(Dataset items)

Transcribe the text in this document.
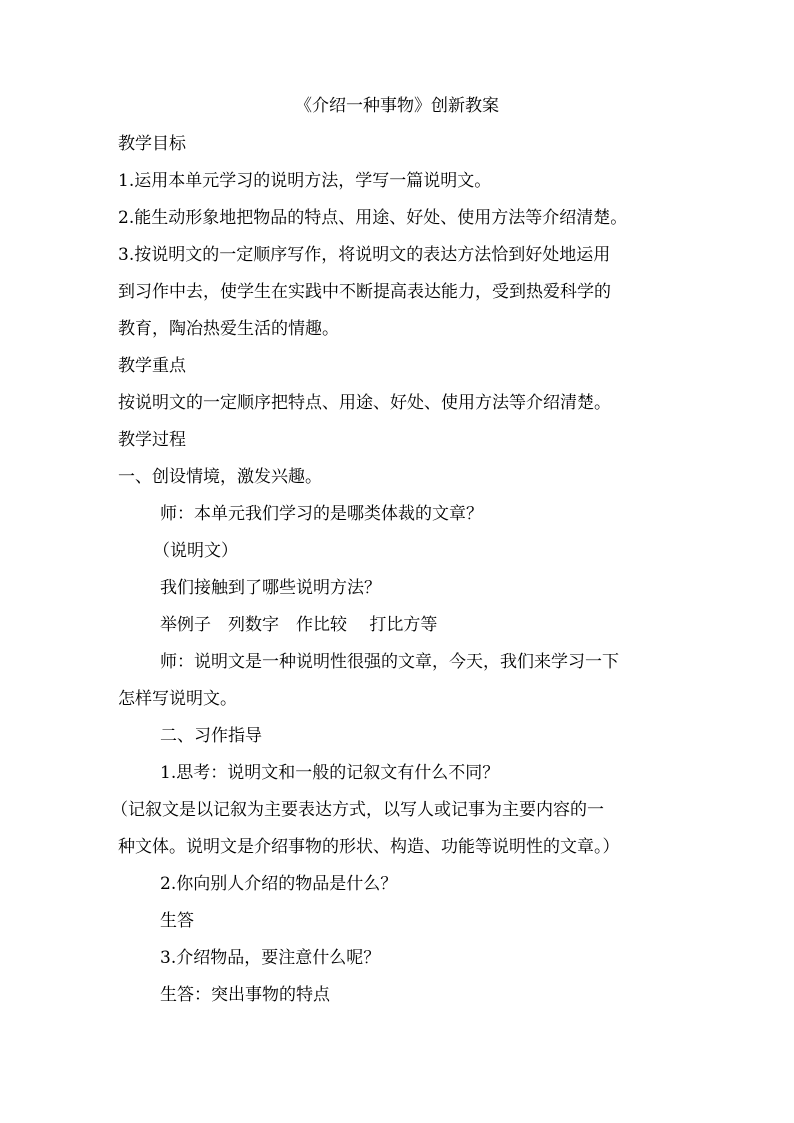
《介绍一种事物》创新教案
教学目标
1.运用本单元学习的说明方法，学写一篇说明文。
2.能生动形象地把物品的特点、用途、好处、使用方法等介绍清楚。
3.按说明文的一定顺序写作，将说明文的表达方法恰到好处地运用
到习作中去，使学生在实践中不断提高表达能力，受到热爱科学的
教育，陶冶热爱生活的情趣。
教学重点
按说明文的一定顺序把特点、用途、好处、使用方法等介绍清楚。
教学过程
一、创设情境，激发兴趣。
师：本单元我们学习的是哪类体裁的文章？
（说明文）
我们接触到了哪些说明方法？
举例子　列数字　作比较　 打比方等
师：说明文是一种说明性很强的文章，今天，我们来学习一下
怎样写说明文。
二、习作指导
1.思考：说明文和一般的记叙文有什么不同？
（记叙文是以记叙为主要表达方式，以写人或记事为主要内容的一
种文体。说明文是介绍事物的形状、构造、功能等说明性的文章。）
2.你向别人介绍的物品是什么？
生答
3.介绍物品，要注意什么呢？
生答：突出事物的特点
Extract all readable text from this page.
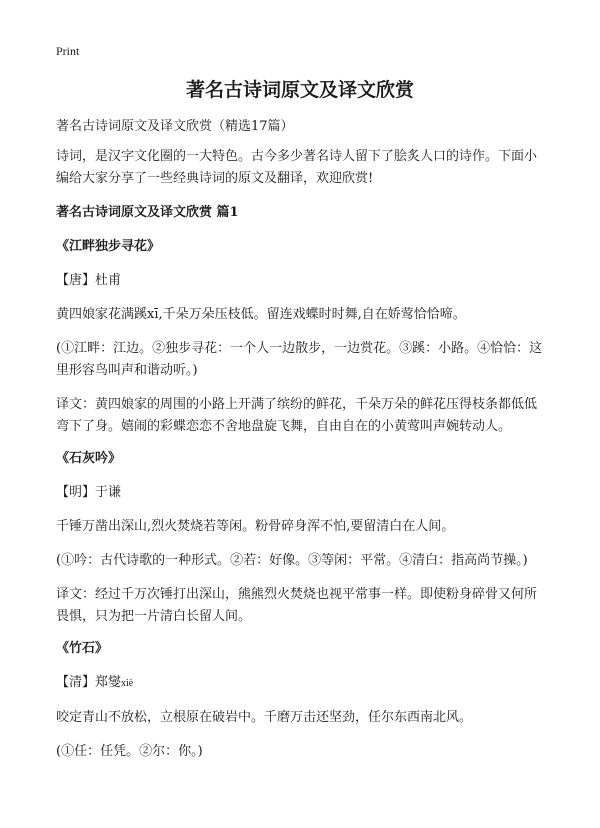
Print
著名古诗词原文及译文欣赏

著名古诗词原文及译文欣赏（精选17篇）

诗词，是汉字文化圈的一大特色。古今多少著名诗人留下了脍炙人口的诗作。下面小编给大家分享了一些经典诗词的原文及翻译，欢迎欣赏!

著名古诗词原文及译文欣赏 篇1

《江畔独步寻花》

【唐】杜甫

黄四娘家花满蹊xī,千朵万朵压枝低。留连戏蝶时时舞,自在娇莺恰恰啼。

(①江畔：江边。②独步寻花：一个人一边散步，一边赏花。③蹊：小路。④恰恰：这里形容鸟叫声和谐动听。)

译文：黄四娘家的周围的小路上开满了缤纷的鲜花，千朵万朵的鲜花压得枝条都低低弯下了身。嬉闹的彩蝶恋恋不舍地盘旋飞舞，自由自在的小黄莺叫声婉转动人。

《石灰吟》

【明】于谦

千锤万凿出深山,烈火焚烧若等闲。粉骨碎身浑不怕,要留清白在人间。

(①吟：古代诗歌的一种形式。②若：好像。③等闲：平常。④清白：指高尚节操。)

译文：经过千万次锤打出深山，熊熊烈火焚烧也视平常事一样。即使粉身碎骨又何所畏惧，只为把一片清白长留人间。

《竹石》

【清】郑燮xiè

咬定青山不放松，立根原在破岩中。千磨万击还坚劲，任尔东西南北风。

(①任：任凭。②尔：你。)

SET TASK> Pick out and copy the lines of the entries that hold the string "this".

WRITTEN REPLY>
Transcribe the text in this document.
Extract all readable text from this page.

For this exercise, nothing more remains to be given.